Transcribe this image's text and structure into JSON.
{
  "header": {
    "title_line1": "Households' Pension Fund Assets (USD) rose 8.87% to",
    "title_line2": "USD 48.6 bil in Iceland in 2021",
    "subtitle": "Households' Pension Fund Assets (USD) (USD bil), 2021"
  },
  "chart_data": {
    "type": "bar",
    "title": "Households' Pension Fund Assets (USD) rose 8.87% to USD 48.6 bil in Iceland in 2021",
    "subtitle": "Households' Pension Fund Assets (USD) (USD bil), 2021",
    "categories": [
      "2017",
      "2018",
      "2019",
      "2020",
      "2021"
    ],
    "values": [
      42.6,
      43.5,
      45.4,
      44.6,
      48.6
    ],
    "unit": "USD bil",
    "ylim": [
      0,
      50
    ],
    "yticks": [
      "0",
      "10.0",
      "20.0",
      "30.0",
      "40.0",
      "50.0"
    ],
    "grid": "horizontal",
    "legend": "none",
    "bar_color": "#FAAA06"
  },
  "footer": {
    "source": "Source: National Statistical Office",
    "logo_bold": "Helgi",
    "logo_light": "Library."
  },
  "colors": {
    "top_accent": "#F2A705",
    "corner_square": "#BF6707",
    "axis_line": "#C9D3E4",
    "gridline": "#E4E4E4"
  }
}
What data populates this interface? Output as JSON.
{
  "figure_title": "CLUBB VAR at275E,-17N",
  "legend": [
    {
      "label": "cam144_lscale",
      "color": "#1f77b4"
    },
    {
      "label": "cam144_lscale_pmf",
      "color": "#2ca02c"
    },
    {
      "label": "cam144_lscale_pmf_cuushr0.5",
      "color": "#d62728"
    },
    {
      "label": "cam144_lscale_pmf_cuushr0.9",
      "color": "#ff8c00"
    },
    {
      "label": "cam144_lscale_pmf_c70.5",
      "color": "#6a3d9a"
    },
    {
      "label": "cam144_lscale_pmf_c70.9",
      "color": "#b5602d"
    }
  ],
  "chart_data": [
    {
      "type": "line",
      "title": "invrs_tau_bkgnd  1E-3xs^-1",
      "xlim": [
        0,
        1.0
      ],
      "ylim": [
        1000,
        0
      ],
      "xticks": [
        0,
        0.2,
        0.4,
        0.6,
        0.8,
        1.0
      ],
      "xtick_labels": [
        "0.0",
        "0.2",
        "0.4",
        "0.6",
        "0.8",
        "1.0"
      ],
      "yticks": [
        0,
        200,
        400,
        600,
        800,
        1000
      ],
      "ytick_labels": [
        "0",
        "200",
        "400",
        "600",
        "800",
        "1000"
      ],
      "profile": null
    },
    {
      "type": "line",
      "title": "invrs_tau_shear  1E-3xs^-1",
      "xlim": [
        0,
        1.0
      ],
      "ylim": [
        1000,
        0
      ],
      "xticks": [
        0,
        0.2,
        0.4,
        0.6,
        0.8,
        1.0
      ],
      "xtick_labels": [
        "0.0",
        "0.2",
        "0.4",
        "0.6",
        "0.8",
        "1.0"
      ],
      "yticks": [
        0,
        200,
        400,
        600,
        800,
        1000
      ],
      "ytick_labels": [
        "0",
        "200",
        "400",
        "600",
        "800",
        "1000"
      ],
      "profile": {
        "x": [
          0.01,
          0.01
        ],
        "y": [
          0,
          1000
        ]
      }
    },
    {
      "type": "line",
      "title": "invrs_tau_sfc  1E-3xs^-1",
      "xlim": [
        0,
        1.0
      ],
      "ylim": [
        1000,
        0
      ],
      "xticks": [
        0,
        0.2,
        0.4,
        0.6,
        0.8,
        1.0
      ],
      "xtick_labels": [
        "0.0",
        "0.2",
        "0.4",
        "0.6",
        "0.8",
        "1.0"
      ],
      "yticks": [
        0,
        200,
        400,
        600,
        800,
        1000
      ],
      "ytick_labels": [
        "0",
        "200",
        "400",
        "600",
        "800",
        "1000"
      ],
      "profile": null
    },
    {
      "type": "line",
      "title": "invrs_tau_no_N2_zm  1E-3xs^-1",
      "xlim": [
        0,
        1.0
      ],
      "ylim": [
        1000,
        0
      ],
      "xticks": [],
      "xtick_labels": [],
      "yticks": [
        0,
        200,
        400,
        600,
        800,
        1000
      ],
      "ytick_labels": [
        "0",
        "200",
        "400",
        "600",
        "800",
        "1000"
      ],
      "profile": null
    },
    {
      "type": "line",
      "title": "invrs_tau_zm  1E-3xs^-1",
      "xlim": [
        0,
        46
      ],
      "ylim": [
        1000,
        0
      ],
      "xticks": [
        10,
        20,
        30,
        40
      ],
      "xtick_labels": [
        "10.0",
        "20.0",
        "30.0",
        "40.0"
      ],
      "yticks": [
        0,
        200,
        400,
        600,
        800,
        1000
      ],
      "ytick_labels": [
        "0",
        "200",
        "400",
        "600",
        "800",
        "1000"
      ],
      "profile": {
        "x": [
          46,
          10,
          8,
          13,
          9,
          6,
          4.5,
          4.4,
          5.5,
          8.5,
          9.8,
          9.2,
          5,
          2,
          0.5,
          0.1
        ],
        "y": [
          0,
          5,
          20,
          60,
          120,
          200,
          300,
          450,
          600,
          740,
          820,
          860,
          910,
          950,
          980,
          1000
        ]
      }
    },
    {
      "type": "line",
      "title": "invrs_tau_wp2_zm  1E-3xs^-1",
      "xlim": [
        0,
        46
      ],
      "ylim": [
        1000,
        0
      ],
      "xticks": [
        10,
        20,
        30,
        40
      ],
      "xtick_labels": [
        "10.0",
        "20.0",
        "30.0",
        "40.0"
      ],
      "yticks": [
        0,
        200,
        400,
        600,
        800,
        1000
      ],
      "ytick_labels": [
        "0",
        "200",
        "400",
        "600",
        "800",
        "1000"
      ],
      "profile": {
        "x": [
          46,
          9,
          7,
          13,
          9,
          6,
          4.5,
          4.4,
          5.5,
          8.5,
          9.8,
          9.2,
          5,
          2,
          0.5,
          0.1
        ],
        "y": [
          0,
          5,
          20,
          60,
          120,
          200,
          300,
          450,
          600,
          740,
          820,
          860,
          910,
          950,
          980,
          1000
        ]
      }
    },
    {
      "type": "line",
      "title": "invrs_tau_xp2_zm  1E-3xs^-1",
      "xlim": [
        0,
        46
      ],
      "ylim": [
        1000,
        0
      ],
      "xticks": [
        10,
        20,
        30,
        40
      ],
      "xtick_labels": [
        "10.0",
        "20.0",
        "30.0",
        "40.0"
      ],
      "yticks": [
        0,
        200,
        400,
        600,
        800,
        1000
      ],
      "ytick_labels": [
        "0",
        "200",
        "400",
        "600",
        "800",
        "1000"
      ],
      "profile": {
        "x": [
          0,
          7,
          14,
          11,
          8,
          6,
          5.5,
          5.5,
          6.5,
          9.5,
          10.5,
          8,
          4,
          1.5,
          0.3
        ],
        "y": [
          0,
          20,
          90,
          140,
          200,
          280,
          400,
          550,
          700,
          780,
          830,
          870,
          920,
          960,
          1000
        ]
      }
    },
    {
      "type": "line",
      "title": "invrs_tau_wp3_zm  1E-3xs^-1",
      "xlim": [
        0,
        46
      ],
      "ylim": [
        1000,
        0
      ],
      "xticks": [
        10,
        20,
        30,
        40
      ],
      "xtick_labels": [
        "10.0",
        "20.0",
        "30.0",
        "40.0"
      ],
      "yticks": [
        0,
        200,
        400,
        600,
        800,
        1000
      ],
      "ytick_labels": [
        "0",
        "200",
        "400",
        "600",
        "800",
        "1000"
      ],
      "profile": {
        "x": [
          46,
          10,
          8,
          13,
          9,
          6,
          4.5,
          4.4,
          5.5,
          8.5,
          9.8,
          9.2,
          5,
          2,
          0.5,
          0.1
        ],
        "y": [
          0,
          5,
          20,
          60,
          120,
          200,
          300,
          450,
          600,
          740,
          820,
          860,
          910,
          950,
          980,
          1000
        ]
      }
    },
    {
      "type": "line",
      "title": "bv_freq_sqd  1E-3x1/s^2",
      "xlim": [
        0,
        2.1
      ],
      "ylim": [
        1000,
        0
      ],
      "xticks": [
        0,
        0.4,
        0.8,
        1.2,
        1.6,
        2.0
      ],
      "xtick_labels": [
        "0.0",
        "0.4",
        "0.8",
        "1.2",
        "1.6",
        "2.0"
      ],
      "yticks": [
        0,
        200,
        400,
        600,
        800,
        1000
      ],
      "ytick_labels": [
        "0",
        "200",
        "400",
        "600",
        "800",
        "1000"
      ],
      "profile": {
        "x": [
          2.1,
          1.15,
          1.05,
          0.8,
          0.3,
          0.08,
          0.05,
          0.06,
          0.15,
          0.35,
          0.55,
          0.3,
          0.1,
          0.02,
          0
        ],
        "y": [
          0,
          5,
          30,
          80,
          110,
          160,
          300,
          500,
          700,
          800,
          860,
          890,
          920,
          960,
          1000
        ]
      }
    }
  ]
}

WORK TO COMPLETE: Report how many lines in these entries contain "rose". Answer with the number only.

TASK OUTPUT: 2